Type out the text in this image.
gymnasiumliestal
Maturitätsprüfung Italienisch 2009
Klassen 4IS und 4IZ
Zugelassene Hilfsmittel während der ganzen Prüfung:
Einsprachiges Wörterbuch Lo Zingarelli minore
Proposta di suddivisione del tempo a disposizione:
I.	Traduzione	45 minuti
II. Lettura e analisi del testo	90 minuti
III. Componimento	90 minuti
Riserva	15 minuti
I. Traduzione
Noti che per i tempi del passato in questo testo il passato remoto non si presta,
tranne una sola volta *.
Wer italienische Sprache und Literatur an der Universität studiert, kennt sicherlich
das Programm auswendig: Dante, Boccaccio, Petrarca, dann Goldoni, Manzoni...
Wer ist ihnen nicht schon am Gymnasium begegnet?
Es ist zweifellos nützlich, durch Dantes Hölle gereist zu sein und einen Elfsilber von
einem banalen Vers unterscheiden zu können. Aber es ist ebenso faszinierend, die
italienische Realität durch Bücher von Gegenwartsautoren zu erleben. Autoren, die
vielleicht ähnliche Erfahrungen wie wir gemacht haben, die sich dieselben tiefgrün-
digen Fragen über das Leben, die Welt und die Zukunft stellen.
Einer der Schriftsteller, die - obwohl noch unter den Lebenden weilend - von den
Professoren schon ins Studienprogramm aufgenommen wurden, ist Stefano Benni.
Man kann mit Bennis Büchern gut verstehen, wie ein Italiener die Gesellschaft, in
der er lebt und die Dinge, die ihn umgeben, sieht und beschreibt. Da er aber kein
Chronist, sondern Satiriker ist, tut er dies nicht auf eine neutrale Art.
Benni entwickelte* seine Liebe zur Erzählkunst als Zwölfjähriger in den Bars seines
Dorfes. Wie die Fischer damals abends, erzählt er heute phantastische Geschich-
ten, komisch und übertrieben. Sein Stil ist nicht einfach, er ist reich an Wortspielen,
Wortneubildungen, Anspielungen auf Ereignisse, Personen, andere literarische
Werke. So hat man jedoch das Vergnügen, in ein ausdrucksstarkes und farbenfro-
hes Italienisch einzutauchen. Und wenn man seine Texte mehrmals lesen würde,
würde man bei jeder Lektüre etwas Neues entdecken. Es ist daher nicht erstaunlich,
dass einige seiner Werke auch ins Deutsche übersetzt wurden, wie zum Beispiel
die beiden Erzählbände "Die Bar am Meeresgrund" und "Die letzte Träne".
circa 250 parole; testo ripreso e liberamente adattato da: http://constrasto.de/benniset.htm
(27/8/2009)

What to do
Retype the entries one by one, exactly.

Task response
Type out the text in this image.
gymnasiumliestal
Maturitätsprüfung Italienisch 2009
Klassen 4IS und 4IZ
Zugelassene Hilfsmittel während der ganzen Prüfung:
Einsprachiges Wörterbuch Lo Zingarelli minore
Proposta di suddivisione del tempo a disposizione:
I.	Traduzione	45 minuti
II. Lettura e analisi del testo	90 minuti
III. Componimento	90 minuti
Riserva	15 minuti
I. Traduzione
Noti che per i tempi del passato in questo testo il passato remoto non si presta,
tranne una sola volta *.
Wer italienische Sprache und Literatur an der Universität studiert, kennt sicherlich
das Programm auswendig: Dante, Boccaccio, Petrarca, dann Goldoni, Manzoni...
Wer ist ihnen nicht schon am Gymnasium begegnet?
Es ist zweifellos nützlich, durch Dantes Hölle gereist zu sein und einen Elfsilber von
einem banalen Vers unterscheiden zu können. Aber es ist ebenso faszinierend, die
italienische Realität durch Bücher von Gegenwartsautoren zu erleben. Autoren, die
vielleicht ähnliche Erfahrungen wie wir gemacht haben, die sich dieselben tiefgrün-
digen Fragen über das Leben, die Welt und die Zukunft stellen.
Einer der Schriftsteller, die - obwohl noch unter den Lebenden weilend - von den
Professoren schon ins Studienprogramm aufgenommen wurden, ist Stefano Benni.
Man kann mit Bennis Büchern gut verstehen, wie ein Italiener die Gesellschaft, in
der er lebt und die Dinge, die ihn umgeben, sieht und beschreibt. Da er aber kein
Chronist, sondern Satiriker ist, tut er dies nicht auf eine neutrale Art.
Benni entwickelte* seine Liebe zur Erzählkunst als Zwölfjähriger in den Bars seines
Dorfes. Wie die Fischer damals abends, erzählt er heute phantastische Geschich-
ten, komisch und übertrieben. Sein Stil ist nicht einfach, er ist reich an Wortspielen,
Wortneubildungen, Anspielungen auf Ereignisse, Personen, andere literarische
Werke. So hat man jedoch das Vergnügen, in ein ausdrucksstarkes und farbenfro-
hes Italienisch einzutauchen. Und wenn man seine Texte mehrmals lesen würde,
würde man bei jeder Lektüre etwas Neues entdecken. Es ist daher nicht erstaunlich,
dass einige seiner Werke auch ins Deutsche übersetzt wurden, wie zum Beispiel
die beiden Erzählbände "Die Bar am Meeresgrund" und "Die letzte Träne".
circa 250 parole; testo ripreso e liberamente adattato da: http://constrasto.de/benniset.htm
(27/8/2009)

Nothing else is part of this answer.